> _Goal_
Restate each entry word for word, leaving nothing out.

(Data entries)
** Begin **

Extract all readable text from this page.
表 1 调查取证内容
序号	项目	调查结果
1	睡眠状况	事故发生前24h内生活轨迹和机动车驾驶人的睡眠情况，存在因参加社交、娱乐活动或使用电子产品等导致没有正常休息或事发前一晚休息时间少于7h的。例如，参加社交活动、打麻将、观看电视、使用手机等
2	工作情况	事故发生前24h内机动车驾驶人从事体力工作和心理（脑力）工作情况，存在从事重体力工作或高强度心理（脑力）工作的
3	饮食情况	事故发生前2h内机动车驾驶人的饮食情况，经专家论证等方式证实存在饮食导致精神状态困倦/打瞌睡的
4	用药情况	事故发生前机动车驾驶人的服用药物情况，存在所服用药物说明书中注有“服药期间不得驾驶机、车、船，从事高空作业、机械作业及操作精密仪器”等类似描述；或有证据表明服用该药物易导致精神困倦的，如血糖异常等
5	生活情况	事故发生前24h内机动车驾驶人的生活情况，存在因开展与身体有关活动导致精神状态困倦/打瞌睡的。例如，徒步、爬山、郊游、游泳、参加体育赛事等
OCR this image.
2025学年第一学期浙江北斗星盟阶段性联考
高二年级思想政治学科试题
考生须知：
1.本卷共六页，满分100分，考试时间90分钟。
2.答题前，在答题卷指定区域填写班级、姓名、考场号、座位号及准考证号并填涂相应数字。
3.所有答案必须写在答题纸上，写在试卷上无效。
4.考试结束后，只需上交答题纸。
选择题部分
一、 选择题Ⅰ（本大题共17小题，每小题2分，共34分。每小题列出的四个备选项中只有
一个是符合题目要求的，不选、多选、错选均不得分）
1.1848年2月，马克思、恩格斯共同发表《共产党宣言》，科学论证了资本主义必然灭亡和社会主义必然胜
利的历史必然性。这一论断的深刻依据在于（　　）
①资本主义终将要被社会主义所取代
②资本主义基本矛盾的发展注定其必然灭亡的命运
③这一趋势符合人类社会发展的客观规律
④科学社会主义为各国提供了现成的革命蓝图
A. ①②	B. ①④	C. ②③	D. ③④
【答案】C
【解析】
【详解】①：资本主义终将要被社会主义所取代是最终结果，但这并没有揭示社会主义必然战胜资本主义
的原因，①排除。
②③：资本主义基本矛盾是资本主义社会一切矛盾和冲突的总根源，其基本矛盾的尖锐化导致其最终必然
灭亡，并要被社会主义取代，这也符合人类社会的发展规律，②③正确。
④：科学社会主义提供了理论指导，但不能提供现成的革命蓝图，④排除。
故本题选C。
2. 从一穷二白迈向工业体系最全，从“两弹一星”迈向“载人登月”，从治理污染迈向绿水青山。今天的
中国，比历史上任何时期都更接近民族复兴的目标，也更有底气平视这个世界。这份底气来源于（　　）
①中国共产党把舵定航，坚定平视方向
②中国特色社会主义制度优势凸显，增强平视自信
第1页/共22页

** End **

> _Right answer_
Extract all readable text from this page.
表 1 调查取证内容
序号	项目	调查结果
1	睡眠状况	事故发生前24h内生活轨迹和机动车驾驶人的睡眠情况，存在因参加社交、娱乐活动或使用电子产品等导致没有正常休息或事发前一晚休息时间少于7h的。例如，参加社交活动、打麻将、观看电视、使用手机等
2	工作情况	事故发生前24h内机动车驾驶人从事体力工作和心理（脑力）工作情况，存在从事重体力工作或高强度心理（脑力）工作的
3	饮食情况	事故发生前2h内机动车驾驶人的饮食情况，经专家论证等方式证实存在饮食导致精神状态困倦/打瞌睡的
4	用药情况	事故发生前机动车驾驶人的服用药物情况，存在所服用药物说明书中注有“服药期间不得驾驶机、车、船，从事高空作业、机械作业及操作精密仪器”等类似描述；或有证据表明服用该药物易导致精神困倦的，如血糖异常等
5	生活情况	事故发生前24h内机动车驾驶人的生活情况，存在因开展与身体有关活动导致精神状态困倦/打瞌睡的。例如，徒步、爬山、郊游、游泳、参加体育赛事等
OCR this image.
2025学年第一学期浙江北斗星盟阶段性联考
高二年级思想政治学科试题
考生须知：
1.本卷共六页，满分100分，考试时间90分钟。
2.答题前，在答题卷指定区域填写班级、姓名、考场号、座位号及准考证号并填涂相应数字。
3.所有答案必须写在答题纸上，写在试卷上无效。
4.考试结束后，只需上交答题纸。
选择题部分
一、 选择题Ⅰ（本大题共17小题，每小题2分，共34分。每小题列出的四个备选项中只有
一个是符合题目要求的，不选、多选、错选均不得分）
1.1848年2月，马克思、恩格斯共同发表《共产党宣言》，科学论证了资本主义必然灭亡和社会主义必然胜
利的历史必然性。这一论断的深刻依据在于（　　）
①资本主义终将要被社会主义所取代
②资本主义基本矛盾的发展注定其必然灭亡的命运
③这一趋势符合人类社会发展的客观规律
④科学社会主义为各国提供了现成的革命蓝图
A. ①②	B. ①④	C. ②③	D. ③④
【答案】C
【解析】
【详解】①：资本主义终将要被社会主义所取代是最终结果，但这并没有揭示社会主义必然战胜资本主义
的原因，①排除。
②③：资本主义基本矛盾是资本主义社会一切矛盾和冲突的总根源，其基本矛盾的尖锐化导致其最终必然
灭亡，并要被社会主义取代，这也符合人类社会的发展规律，②③正确。
④：科学社会主义提供了理论指导，但不能提供现成的革命蓝图，④排除。
故本题选C。
2. 从一穷二白迈向工业体系最全，从“两弹一星”迈向“载人登月”，从治理污染迈向绿水青山。今天的
中国，比历史上任何时期都更接近民族复兴的目标，也更有底气平视这个世界。这份底气来源于（　　）
①中国共产党把舵定航，坚定平视方向
②中国特色社会主义制度优势凸显，增强平视自信
第1页/共22页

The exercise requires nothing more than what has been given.